[Stored items]
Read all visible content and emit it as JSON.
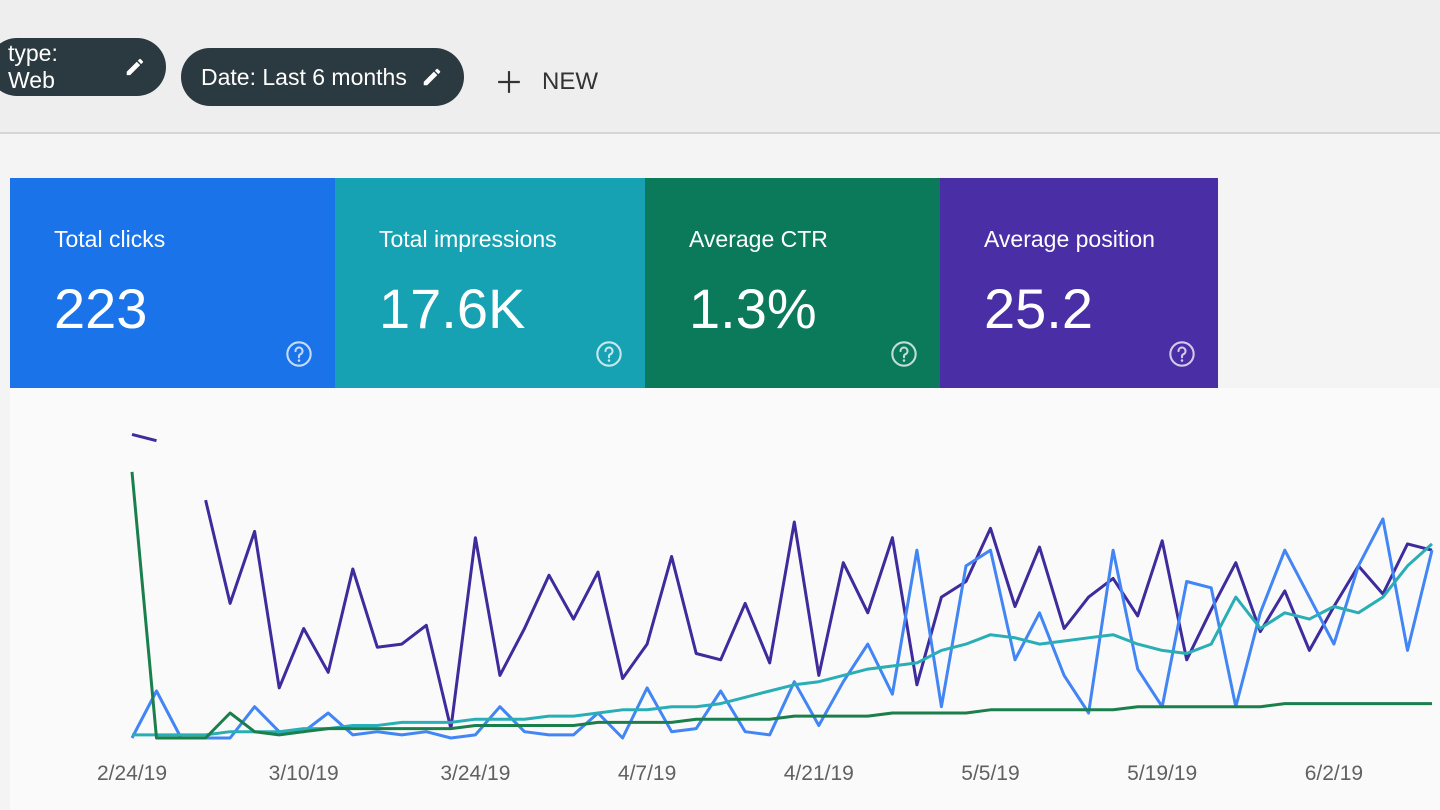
{
  "filters": [
    {
      "label": "type: Web"
    },
    {
      "label": "Date: Last 6 months"
    }
  ],
  "new_button": "NEW",
  "metrics": [
    {
      "label": "Total clicks",
      "value": "223",
      "color": "#1a73e8"
    },
    {
      "label": "Total impressions",
      "value": "17.6K",
      "color": "#17a2b3"
    },
    {
      "label": "Average CTR",
      "value": "1.3%",
      "color": "#0b7a5b"
    },
    {
      "label": "Average position",
      "value": "25.2",
      "color": "#4a2ea6"
    }
  ],
  "chart_data": {
    "type": "line",
    "categories": [
      "2/24/19",
      null,
      null,
      null,
      null,
      null,
      null,
      "3/10/19",
      null,
      null,
      null,
      null,
      null,
      null,
      "3/24/19",
      null,
      null,
      null,
      null,
      null,
      null,
      "4/7/19",
      null,
      null,
      null,
      null,
      null,
      null,
      "4/21/19",
      null,
      null,
      null,
      null,
      null,
      null,
      "5/5/19",
      null,
      null,
      null,
      null,
      null,
      null,
      "5/19/19",
      null,
      null,
      null,
      null,
      null,
      null,
      "6/2/19",
      null,
      null,
      null,
      null
    ],
    "series": [
      {
        "name": "Average position",
        "color": "#3f2b9c",
        "values": [
          97,
          95,
          null,
          76,
          43,
          66,
          16,
          35,
          21,
          54,
          29,
          30,
          36,
          3,
          64,
          20,
          35,
          52,
          38,
          53,
          19,
          30,
          58,
          27,
          25,
          43,
          24,
          69,
          20,
          56,
          40,
          64,
          17,
          45,
          50,
          67,
          42,
          61,
          35,
          45,
          51,
          39,
          63,
          25,
          41,
          56,
          34,
          47,
          28,
          42,
          55,
          46,
          62,
          60
        ]
      },
      {
        "name": "Total clicks",
        "color": "#4285f4",
        "values": [
          0,
          15,
          0,
          0,
          0,
          10,
          2,
          2,
          8,
          1,
          2,
          1,
          2,
          0,
          1,
          10,
          2,
          1,
          1,
          8,
          0,
          16,
          2,
          3,
          15,
          2,
          1,
          18,
          4,
          18,
          30,
          14,
          60,
          10,
          55,
          60,
          25,
          40,
          20,
          8,
          60,
          22,
          10,
          50,
          48,
          10,
          40,
          60,
          45,
          30,
          55,
          70,
          28,
          60
        ]
      },
      {
        "name": "Total impressions",
        "color": "#2aaeb5",
        "values": [
          1,
          1,
          1,
          1,
          2,
          2,
          2,
          3,
          3,
          4,
          4,
          5,
          5,
          5,
          6,
          6,
          6,
          7,
          7,
          8,
          9,
          9,
          10,
          10,
          11,
          13,
          15,
          17,
          18,
          20,
          22,
          23,
          24,
          28,
          30,
          33,
          32,
          30,
          31,
          32,
          33,
          30,
          28,
          27,
          30,
          45,
          35,
          40,
          38,
          42,
          40,
          45,
          55,
          62
        ]
      },
      {
        "name": "Average CTR",
        "color": "#1b7f4c",
        "values": [
          85,
          0,
          0,
          0,
          8,
          2,
          1,
          2,
          3,
          3,
          3,
          3,
          3,
          3,
          4,
          4,
          4,
          4,
          4,
          5,
          5,
          5,
          5,
          6,
          6,
          6,
          6,
          7,
          7,
          7,
          7,
          8,
          8,
          8,
          8,
          9,
          9,
          9,
          9,
          9,
          9,
          10,
          10,
          10,
          10,
          10,
          10,
          11,
          11,
          11,
          11,
          11,
          11,
          11
        ]
      }
    ],
    "ylim": [
      0,
      100
    ]
  }
}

_Prompt_:
Go through the entries above and print each one exactly, minus the pictures.

_Complete response_:
Read all visible content and emit it as JSON.
{
  "filters": [
    {
      "label": "type: Web"
    },
    {
      "label": "Date: Last 6 months"
    }
  ],
  "new_button": "NEW",
  "metrics": [
    {
      "label": "Total clicks",
      "value": "223",
      "color": "#1a73e8"
    },
    {
      "label": "Total impressions",
      "value": "17.6K",
      "color": "#17a2b3"
    },
    {
      "label": "Average CTR",
      "value": "1.3%",
      "color": "#0b7a5b"
    },
    {
      "label": "Average position",
      "value": "25.2",
      "color": "#4a2ea6"
    }
  ],
  "chart_data": {
    "type": "line",
    "categories": [
      "2/24/19",
      null,
      null,
      null,
      null,
      null,
      null,
      "3/10/19",
      null,
      null,
      null,
      null,
      null,
      null,
      "3/24/19",
      null,
      null,
      null,
      null,
      null,
      null,
      "4/7/19",
      null,
      null,
      null,
      null,
      null,
      null,
      "4/21/19",
      null,
      null,
      null,
      null,
      null,
      null,
      "5/5/19",
      null,
      null,
      null,
      null,
      null,
      null,
      "5/19/19",
      null,
      null,
      null,
      null,
      null,
      null,
      "6/2/19",
      null,
      null,
      null,
      null
    ],
    "series": [
      {
        "name": "Average position",
        "color": "#3f2b9c",
        "values": [
          97,
          95,
          null,
          76,
          43,
          66,
          16,
          35,
          21,
          54,
          29,
          30,
          36,
          3,
          64,
          20,
          35,
          52,
          38,
          53,
          19,
          30,
          58,
          27,
          25,
          43,
          24,
          69,
          20,
          56,
          40,
          64,
          17,
          45,
          50,
          67,
          42,
          61,
          35,
          45,
          51,
          39,
          63,
          25,
          41,
          56,
          34,
          47,
          28,
          42,
          55,
          46,
          62,
          60
        ]
      },
      {
        "name": "Total clicks",
        "color": "#4285f4",
        "values": [
          0,
          15,
          0,
          0,
          0,
          10,
          2,
          2,
          8,
          1,
          2,
          1,
          2,
          0,
          1,
          10,
          2,
          1,
          1,
          8,
          0,
          16,
          2,
          3,
          15,
          2,
          1,
          18,
          4,
          18,
          30,
          14,
          60,
          10,
          55,
          60,
          25,
          40,
          20,
          8,
          60,
          22,
          10,
          50,
          48,
          10,
          40,
          60,
          45,
          30,
          55,
          70,
          28,
          60
        ]
      },
      {
        "name": "Total impressions",
        "color": "#2aaeb5",
        "values": [
          1,
          1,
          1,
          1,
          2,
          2,
          2,
          3,
          3,
          4,
          4,
          5,
          5,
          5,
          6,
          6,
          6,
          7,
          7,
          8,
          9,
          9,
          10,
          10,
          11,
          13,
          15,
          17,
          18,
          20,
          22,
          23,
          24,
          28,
          30,
          33,
          32,
          30,
          31,
          32,
          33,
          30,
          28,
          27,
          30,
          45,
          35,
          40,
          38,
          42,
          40,
          45,
          55,
          62
        ]
      },
      {
        "name": "Average CTR",
        "color": "#1b7f4c",
        "values": [
          85,
          0,
          0,
          0,
          8,
          2,
          1,
          2,
          3,
          3,
          3,
          3,
          3,
          3,
          4,
          4,
          4,
          4,
          4,
          5,
          5,
          5,
          5,
          6,
          6,
          6,
          6,
          7,
          7,
          7,
          7,
          8,
          8,
          8,
          8,
          9,
          9,
          9,
          9,
          9,
          9,
          10,
          10,
          10,
          10,
          10,
          10,
          11,
          11,
          11,
          11,
          11,
          11,
          11
        ]
      }
    ],
    "ylim": [
      0,
      100
    ]
  }
}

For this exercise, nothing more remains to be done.